▶ **Exercise goal**: Write out the records from the start up to and including the line with "classificacao-input[interactable] [422,160,782,191]", replacing "percentage" with "share" and leaving everything else unchanged.

┏━━

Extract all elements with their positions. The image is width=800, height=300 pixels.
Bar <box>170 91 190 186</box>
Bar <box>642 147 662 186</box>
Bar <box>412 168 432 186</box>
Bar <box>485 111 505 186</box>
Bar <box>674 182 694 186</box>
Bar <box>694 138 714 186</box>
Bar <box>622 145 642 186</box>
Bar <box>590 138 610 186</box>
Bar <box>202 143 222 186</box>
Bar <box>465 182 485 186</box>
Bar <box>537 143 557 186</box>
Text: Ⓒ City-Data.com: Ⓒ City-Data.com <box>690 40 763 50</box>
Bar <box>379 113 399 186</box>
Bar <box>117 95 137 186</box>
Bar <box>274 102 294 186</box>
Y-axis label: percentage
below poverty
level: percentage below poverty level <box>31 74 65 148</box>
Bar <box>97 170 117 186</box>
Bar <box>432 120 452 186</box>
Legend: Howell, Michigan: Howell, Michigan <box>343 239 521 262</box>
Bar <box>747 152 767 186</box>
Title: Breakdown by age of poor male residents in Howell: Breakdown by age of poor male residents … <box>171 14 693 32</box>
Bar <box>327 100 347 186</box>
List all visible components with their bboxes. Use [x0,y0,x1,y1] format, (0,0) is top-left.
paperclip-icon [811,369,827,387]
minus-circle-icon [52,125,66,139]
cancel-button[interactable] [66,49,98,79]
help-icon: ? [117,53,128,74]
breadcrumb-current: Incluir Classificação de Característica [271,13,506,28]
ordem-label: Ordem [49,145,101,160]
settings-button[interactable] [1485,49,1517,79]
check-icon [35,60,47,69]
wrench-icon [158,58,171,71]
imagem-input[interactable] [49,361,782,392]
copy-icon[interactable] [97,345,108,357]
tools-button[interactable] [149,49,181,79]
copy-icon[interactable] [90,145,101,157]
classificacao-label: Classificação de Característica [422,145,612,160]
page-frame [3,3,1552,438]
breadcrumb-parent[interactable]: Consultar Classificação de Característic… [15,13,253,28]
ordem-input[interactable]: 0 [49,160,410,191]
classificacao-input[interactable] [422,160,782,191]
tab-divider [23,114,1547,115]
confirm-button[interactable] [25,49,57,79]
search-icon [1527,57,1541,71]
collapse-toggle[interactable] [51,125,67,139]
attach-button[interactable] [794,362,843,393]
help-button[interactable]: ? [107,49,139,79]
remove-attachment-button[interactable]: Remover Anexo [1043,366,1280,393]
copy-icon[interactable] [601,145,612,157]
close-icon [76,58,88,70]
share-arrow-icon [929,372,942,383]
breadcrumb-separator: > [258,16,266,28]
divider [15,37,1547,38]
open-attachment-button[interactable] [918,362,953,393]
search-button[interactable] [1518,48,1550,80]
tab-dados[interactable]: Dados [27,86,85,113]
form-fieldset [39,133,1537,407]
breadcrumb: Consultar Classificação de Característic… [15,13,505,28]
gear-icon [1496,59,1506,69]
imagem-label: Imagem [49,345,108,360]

┗━━

▶ **Correct result**:
Extract all elements with their positions. The image is width=800, height=300 pixels.
Bar <box>170 91 190 186</box>
Bar <box>642 147 662 186</box>
Bar <box>412 168 432 186</box>
Bar <box>485 111 505 186</box>
Bar <box>674 182 694 186</box>
Bar <box>694 138 714 186</box>
Bar <box>622 145 642 186</box>
Bar <box>590 138 610 186</box>
Bar <box>202 143 222 186</box>
Bar <box>465 182 485 186</box>
Bar <box>537 143 557 186</box>
Text: Ⓒ City-Data.com: Ⓒ City-Data.com <box>690 40 763 50</box>
Bar <box>379 113 399 186</box>
Bar <box>117 95 137 186</box>
Bar <box>274 102 294 186</box>
Y-axis label: share
below poverty
level: share below poverty level <box>31 74 65 148</box>
Bar <box>97 170 117 186</box>
Bar <box>432 120 452 186</box>
Legend: Howell, Michigan: Howell, Michigan <box>343 239 521 262</box>
Bar <box>747 152 767 186</box>
Title: Breakdown by age of poor male residents in Howell: Breakdown by age of poor male residents … <box>171 14 693 32</box>
Bar <box>327 100 347 186</box>
List all visible components with their bboxes. Use [x0,y0,x1,y1] format, (0,0) is top-left.
paperclip-icon [811,369,827,387]
minus-circle-icon [52,125,66,139]
cancel-button[interactable] [66,49,98,79]
help-icon: ? [117,53,128,74]
breadcrumb-current: Incluir Classificação de Característica [271,13,506,28]
ordem-label: Ordem [49,145,101,160]
settings-button[interactable] [1485,49,1517,79]
check-icon [35,60,47,69]
wrench-icon [158,58,171,71]
imagem-input[interactable] [49,361,782,392]
copy-icon[interactable] [97,345,108,357]
tools-button[interactable] [149,49,181,79]
copy-icon[interactable] [90,145,101,157]
classificacao-label: Classificação de Característica [422,145,612,160]
page-frame [3,3,1552,438]
breadcrumb-parent[interactable]: Consultar Classificação de Característic… [15,13,253,28]
ordem-input[interactable]: 0 [49,160,410,191]
classificacao-input[interactable] [422,160,782,191]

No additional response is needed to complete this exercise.